-- START SOURCE RECORDS --
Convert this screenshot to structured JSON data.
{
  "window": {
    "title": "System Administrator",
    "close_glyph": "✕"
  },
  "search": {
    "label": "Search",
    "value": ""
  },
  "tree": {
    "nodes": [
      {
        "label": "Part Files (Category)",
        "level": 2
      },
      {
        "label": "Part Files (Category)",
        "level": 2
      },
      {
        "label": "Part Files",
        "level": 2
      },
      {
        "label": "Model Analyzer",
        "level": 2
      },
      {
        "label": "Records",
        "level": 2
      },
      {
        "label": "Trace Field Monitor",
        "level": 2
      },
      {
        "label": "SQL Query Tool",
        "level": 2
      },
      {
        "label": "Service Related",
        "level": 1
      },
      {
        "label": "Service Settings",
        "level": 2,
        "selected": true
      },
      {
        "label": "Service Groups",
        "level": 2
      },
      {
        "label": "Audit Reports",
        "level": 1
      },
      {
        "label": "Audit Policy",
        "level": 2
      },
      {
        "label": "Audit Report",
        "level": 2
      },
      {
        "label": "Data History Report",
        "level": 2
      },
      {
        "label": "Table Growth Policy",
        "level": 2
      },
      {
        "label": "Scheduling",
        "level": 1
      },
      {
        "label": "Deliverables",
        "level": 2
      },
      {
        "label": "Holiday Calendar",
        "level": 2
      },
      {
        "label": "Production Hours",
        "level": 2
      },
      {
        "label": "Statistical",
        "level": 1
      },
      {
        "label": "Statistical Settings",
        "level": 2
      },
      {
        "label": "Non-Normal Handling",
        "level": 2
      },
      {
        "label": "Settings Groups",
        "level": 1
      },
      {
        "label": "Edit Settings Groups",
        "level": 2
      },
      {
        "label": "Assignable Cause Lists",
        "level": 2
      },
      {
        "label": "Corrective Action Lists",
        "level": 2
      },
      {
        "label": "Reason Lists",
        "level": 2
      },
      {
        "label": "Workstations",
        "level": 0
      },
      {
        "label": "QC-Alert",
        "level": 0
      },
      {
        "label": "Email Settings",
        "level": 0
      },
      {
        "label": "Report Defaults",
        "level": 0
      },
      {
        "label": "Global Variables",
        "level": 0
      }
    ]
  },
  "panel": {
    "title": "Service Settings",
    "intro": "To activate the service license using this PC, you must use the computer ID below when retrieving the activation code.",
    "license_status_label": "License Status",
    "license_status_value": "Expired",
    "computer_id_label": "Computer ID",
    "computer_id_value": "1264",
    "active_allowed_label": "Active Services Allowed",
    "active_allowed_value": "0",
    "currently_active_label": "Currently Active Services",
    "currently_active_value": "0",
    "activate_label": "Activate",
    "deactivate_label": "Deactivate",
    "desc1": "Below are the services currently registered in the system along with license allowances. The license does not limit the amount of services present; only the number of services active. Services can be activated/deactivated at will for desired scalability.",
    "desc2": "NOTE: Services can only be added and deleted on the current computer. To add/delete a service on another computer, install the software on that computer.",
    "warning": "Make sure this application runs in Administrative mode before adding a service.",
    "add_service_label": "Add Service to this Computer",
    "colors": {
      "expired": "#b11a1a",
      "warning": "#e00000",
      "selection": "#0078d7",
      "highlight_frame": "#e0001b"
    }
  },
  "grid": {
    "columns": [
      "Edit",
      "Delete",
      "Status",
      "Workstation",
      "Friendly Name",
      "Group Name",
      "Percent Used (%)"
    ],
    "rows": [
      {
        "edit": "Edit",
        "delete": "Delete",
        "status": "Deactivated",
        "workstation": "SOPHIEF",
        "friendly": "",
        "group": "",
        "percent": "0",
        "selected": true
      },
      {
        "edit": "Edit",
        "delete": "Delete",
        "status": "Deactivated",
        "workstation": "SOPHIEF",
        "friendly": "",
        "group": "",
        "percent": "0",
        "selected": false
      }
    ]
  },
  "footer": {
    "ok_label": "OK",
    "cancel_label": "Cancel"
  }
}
-- END SOURCE RECORDS --
### GIVEN INSTRUCTION
Wherever the word "Audit" occurs in a line of the listing, copy that line.

### EXPECTED OUTPUT
        "label": "Audit Reports",
        "label": "Audit Policy",
        "label": "Audit Report",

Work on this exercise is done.